What you will do
Filter the entries and keep only the lines where the string "секретной" appears.

— start Data supplied —

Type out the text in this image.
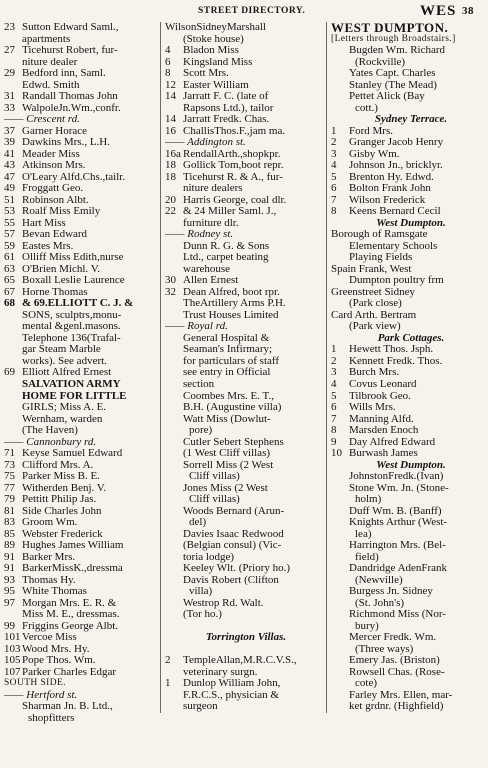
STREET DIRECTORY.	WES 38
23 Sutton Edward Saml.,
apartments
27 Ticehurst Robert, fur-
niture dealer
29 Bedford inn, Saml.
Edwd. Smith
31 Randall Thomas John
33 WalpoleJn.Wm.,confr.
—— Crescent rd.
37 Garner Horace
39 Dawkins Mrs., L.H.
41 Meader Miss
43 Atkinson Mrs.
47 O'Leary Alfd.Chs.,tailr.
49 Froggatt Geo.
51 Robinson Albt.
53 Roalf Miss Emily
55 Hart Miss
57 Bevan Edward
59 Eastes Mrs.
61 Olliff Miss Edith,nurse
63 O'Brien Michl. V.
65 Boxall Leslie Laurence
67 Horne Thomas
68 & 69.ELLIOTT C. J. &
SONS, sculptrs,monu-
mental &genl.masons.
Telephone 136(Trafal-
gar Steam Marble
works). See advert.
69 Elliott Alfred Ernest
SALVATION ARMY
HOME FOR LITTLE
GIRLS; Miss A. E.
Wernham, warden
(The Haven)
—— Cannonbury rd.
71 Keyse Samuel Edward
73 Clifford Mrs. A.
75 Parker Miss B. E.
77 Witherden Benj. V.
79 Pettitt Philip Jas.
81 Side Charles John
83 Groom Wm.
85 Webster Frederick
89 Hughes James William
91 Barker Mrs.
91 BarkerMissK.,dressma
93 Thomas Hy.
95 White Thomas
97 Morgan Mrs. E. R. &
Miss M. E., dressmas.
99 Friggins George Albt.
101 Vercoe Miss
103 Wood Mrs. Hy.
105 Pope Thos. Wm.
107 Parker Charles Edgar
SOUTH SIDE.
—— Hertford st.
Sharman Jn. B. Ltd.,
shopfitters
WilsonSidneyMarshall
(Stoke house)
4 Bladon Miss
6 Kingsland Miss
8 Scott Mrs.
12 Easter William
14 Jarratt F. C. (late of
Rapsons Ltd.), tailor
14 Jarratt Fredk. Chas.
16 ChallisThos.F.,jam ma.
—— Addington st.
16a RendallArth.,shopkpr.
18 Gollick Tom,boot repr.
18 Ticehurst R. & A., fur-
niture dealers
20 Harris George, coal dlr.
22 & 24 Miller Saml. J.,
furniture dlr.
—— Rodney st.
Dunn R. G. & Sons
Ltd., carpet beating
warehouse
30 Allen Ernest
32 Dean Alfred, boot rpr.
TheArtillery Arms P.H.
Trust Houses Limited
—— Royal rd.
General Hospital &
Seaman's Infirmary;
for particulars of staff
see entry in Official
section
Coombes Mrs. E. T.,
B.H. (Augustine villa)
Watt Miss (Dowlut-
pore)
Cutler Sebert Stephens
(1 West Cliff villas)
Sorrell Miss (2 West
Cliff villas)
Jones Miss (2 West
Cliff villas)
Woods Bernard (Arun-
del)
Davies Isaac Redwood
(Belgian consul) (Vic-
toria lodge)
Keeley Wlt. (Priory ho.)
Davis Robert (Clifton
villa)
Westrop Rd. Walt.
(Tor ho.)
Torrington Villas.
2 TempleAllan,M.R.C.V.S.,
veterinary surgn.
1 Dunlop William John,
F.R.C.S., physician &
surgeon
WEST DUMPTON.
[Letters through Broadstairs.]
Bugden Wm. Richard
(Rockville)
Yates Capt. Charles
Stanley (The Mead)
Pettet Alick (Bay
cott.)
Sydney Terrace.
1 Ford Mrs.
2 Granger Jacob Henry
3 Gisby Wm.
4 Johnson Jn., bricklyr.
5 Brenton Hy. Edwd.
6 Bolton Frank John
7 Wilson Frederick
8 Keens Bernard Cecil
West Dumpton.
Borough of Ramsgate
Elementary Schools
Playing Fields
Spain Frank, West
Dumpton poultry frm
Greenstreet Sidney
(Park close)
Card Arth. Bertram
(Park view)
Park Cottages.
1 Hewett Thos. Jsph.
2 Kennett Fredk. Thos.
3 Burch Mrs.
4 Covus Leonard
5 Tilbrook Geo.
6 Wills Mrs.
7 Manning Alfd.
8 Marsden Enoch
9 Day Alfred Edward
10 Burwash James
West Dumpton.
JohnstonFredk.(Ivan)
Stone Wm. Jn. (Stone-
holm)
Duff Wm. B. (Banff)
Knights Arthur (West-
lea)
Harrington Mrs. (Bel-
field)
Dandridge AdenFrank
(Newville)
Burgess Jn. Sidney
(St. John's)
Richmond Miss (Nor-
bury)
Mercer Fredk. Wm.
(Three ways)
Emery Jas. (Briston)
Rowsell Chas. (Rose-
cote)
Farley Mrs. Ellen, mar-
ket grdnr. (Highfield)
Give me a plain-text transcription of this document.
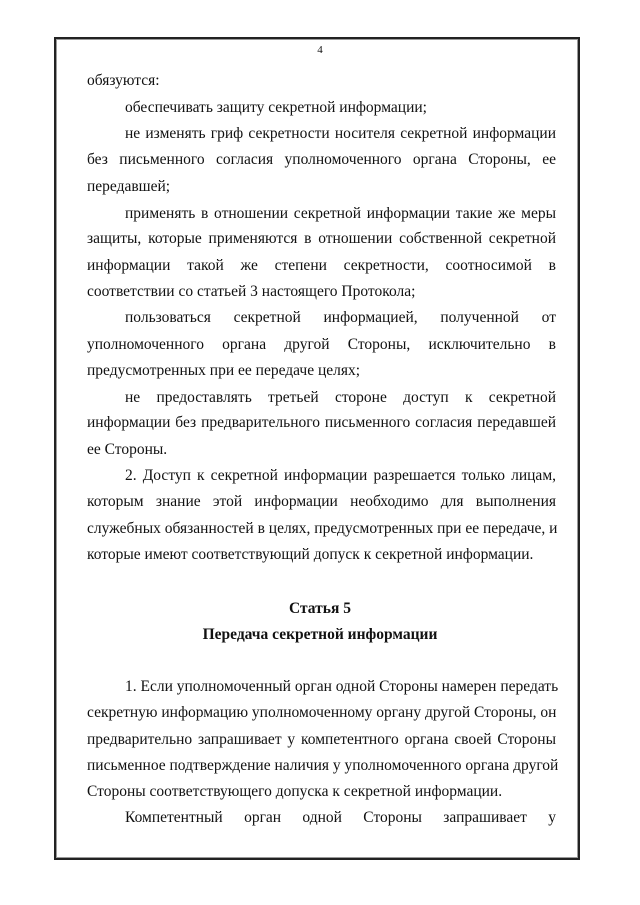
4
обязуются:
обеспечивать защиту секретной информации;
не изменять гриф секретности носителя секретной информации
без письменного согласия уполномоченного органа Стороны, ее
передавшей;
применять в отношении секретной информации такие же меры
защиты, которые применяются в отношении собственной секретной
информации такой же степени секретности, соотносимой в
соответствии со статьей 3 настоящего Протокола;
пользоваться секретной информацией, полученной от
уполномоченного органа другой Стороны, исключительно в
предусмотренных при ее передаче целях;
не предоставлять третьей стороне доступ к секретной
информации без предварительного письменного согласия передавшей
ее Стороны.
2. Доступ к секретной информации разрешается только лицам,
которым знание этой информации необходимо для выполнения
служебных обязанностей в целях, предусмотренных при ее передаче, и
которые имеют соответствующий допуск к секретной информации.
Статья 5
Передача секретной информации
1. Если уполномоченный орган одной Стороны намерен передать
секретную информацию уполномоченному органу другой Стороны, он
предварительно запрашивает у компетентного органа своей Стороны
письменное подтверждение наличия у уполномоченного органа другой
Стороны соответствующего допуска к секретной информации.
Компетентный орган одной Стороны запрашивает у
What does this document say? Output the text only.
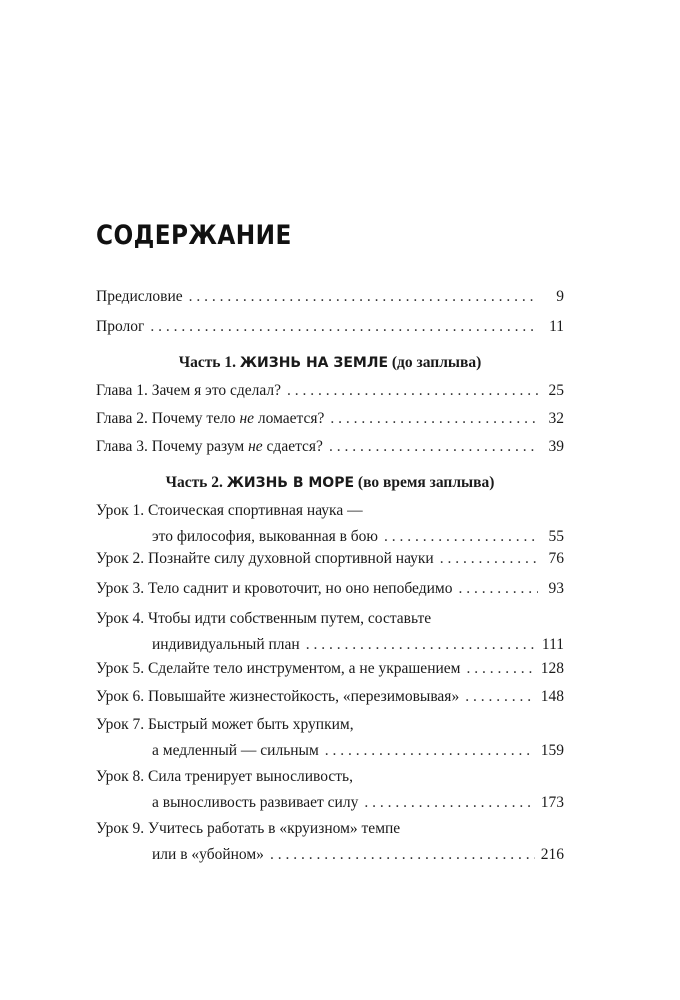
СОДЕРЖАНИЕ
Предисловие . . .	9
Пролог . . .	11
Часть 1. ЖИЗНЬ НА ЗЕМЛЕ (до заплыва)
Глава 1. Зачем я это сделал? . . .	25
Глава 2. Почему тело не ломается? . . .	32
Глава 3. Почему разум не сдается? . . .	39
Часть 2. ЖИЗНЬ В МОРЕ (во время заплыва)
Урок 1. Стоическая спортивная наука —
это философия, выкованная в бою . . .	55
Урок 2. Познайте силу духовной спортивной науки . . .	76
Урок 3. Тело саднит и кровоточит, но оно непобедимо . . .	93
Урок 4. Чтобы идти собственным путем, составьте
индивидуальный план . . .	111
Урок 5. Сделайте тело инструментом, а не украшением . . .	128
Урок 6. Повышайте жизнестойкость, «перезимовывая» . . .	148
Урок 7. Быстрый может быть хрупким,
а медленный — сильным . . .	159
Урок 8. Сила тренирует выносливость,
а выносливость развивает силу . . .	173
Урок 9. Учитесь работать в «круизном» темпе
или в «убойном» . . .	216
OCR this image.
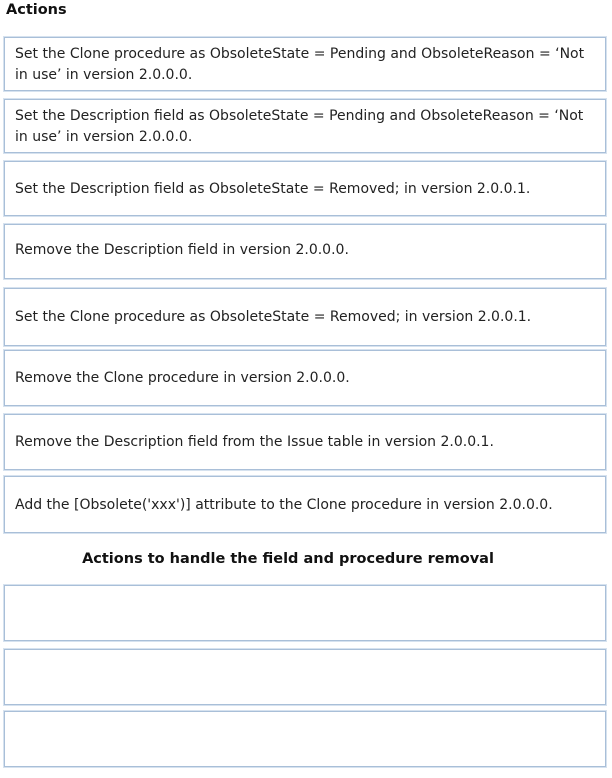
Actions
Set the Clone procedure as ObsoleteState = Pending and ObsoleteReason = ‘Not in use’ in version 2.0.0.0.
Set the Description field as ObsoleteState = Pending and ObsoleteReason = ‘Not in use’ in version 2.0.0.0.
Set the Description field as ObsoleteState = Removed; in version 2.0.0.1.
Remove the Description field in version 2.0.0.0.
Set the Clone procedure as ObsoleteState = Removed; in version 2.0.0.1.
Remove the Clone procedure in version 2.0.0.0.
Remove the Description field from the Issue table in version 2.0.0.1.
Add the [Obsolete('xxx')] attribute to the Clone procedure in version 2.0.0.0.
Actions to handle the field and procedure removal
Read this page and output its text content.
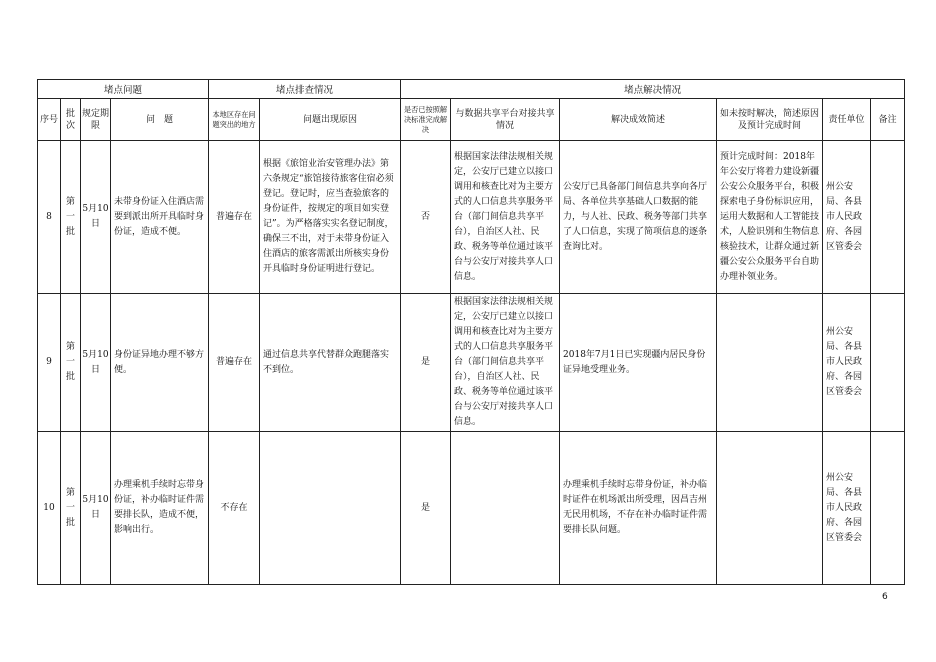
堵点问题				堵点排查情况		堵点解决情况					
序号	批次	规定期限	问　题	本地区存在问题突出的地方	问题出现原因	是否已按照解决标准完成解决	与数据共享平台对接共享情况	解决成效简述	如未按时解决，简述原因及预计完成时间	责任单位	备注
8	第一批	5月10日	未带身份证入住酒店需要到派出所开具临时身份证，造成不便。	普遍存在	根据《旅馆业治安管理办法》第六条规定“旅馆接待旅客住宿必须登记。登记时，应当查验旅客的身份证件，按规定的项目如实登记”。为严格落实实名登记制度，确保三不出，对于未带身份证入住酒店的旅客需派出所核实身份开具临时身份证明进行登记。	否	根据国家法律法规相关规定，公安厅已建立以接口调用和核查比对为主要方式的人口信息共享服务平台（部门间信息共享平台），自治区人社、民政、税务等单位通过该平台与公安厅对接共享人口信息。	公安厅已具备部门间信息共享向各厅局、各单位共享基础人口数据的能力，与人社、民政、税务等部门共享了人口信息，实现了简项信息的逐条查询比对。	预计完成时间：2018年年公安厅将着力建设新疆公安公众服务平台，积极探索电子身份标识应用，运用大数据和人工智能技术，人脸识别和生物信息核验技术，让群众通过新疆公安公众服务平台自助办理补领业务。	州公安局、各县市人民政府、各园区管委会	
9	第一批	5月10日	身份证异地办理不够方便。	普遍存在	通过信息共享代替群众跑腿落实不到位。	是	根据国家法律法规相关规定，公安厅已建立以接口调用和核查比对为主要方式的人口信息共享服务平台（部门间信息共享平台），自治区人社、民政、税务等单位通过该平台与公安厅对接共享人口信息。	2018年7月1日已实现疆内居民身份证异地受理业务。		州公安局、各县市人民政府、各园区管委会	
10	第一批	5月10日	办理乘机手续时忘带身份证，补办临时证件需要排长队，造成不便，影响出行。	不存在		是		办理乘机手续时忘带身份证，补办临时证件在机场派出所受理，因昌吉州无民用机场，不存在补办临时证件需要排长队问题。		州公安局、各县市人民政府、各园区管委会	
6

— end Data supplied —

Response for this exercise
обеспечивать защиту секретной информации;
не изменять гриф секретности носителя секретной информации
применять в отношении секретной информации такие же меры
защиты, которые применяются в отношении собственной секретной
пользоваться секретной информацией, полученной от
не предоставлять третьей стороне доступ к секретной
2. Доступ к секретной информации разрешается только лицам,
которые имеют соответствующий допуск к секретной информации.
Передача секретной информации
Стороны соответствующего допуска к секретной информации.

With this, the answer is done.